## Items from a data source
* start *

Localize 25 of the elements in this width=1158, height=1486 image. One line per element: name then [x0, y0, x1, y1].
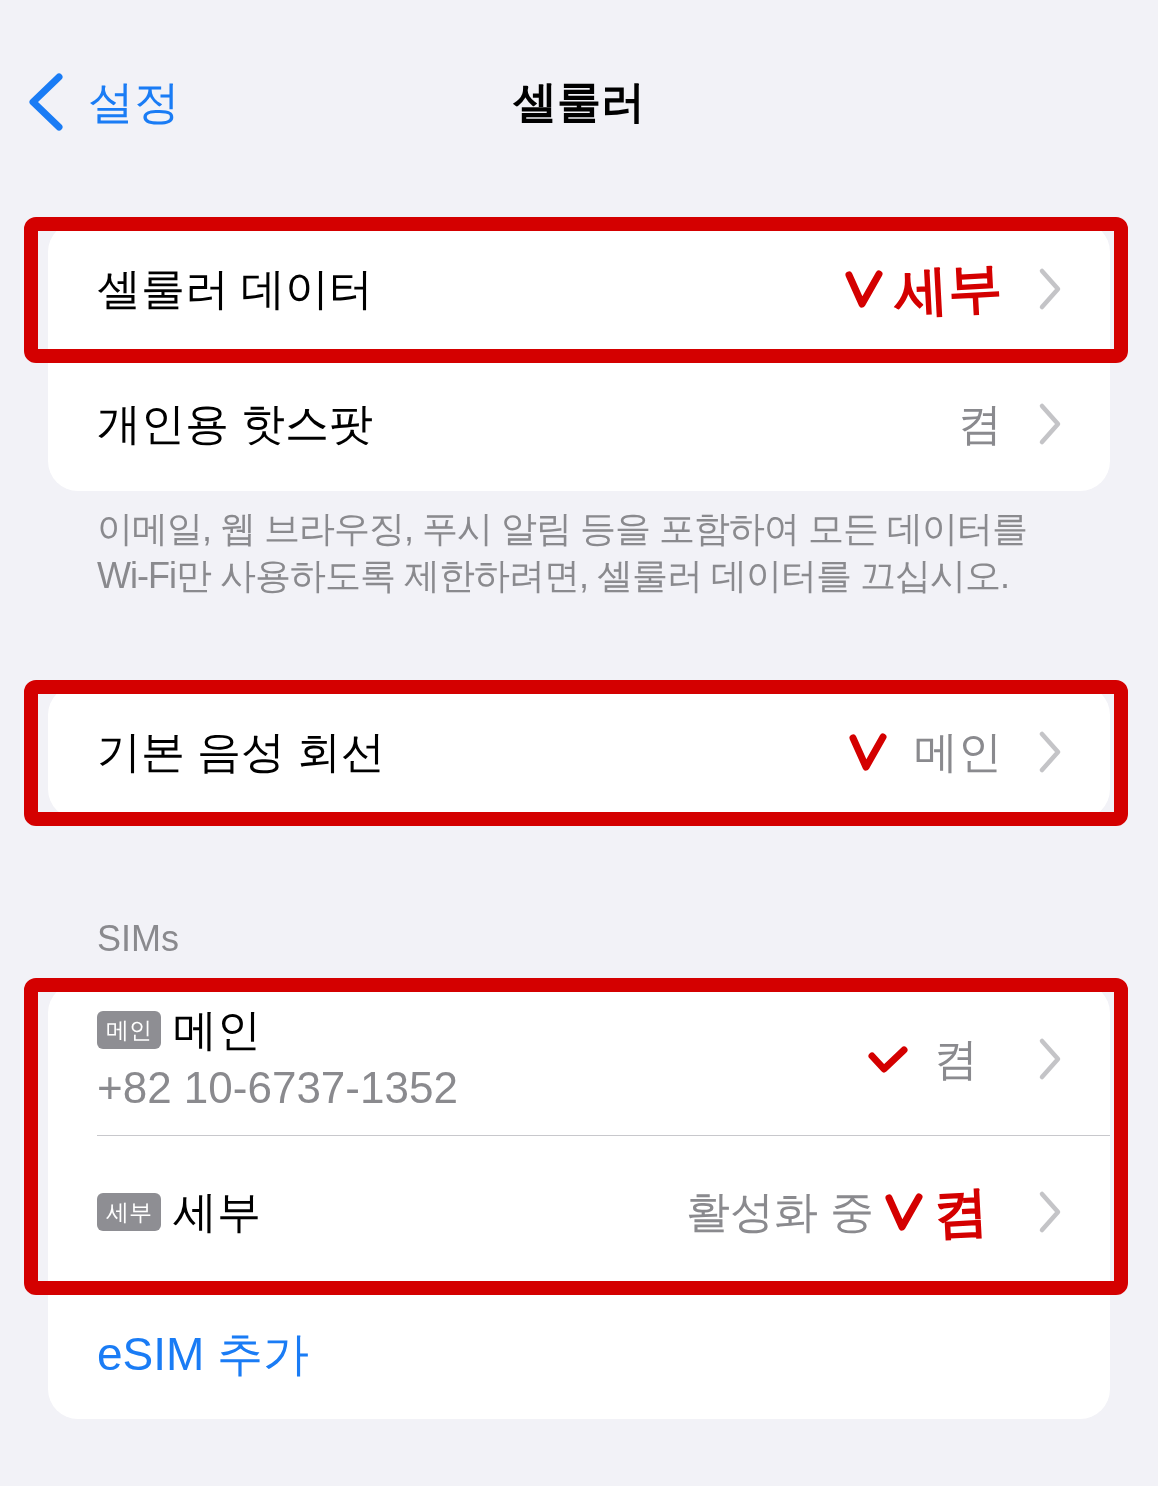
- back-button[interactable]: 설정: [28, 73, 180, 131]
- handwritten-note: 켬: [932, 1183, 990, 1241]
- chevron-right-icon[interactable]: [1038, 1190, 1062, 1234]
- row-label: 개인용 핫스팟: [97, 402, 374, 446]
- chevron-right-icon[interactable]: [1038, 1037, 1062, 1081]
- row-value: 켬: [934, 1037, 978, 1081]
- row-value: 메인: [914, 730, 1002, 774]
- row-value: 활성화 중: [685, 1190, 874, 1234]
- row-value: 켬: [958, 402, 1002, 446]
- handwritten-note: 세부: [892, 259, 1004, 319]
- section-header: SIMs: [97, 917, 179, 961]
- row-label: 메인: [173, 1008, 261, 1052]
- phone-number: +82 10-6737-1352: [97, 1066, 458, 1110]
- chevron-right-icon[interactable]: [1038, 267, 1062, 311]
- chevron-left-icon: [28, 73, 64, 131]
- chevron-right-icon[interactable]: [1038, 730, 1062, 774]
- chevron-right-icon[interactable]: [1038, 402, 1062, 446]
- sim-badge: 메인: [97, 1011, 161, 1049]
- section-footer: 이메일, 웹 브라우징, 푸시 알림 등을 포함하여 모든 데이터를 Wi-Fi만 사용하도록 제한하려면, 셀룰러 데이터를 끄십시오.: [48, 505, 1110, 599]
- row-label: 기본 음성 회선: [97, 730, 386, 774]
- add-esim-button[interactable]: eSIM 추가: [97, 1331, 310, 1377]
- row-label: 셀룰러 데이터: [97, 267, 374, 311]
- sim-badge: 세부: [97, 1193, 161, 1231]
- row-label: 세부: [173, 1190, 261, 1234]
- page-title: 셀룰러: [513, 80, 645, 124]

* end *

## SHORT PROBLEM
Return every line of the entries above that contains the string "section", copying each one in full.

## ANSWER TO THE EXERCISE
- section-header: SIMs: [97, 917, 179, 961]
- section-footer: 이메일, 웹 브라우징, 푸시 알림 등을 포함하여 모든 데이터를 Wi-Fi만 사용하도록 제한하려면, 셀룰러 데이터를 끄십시오.: [48, 505, 1110, 599]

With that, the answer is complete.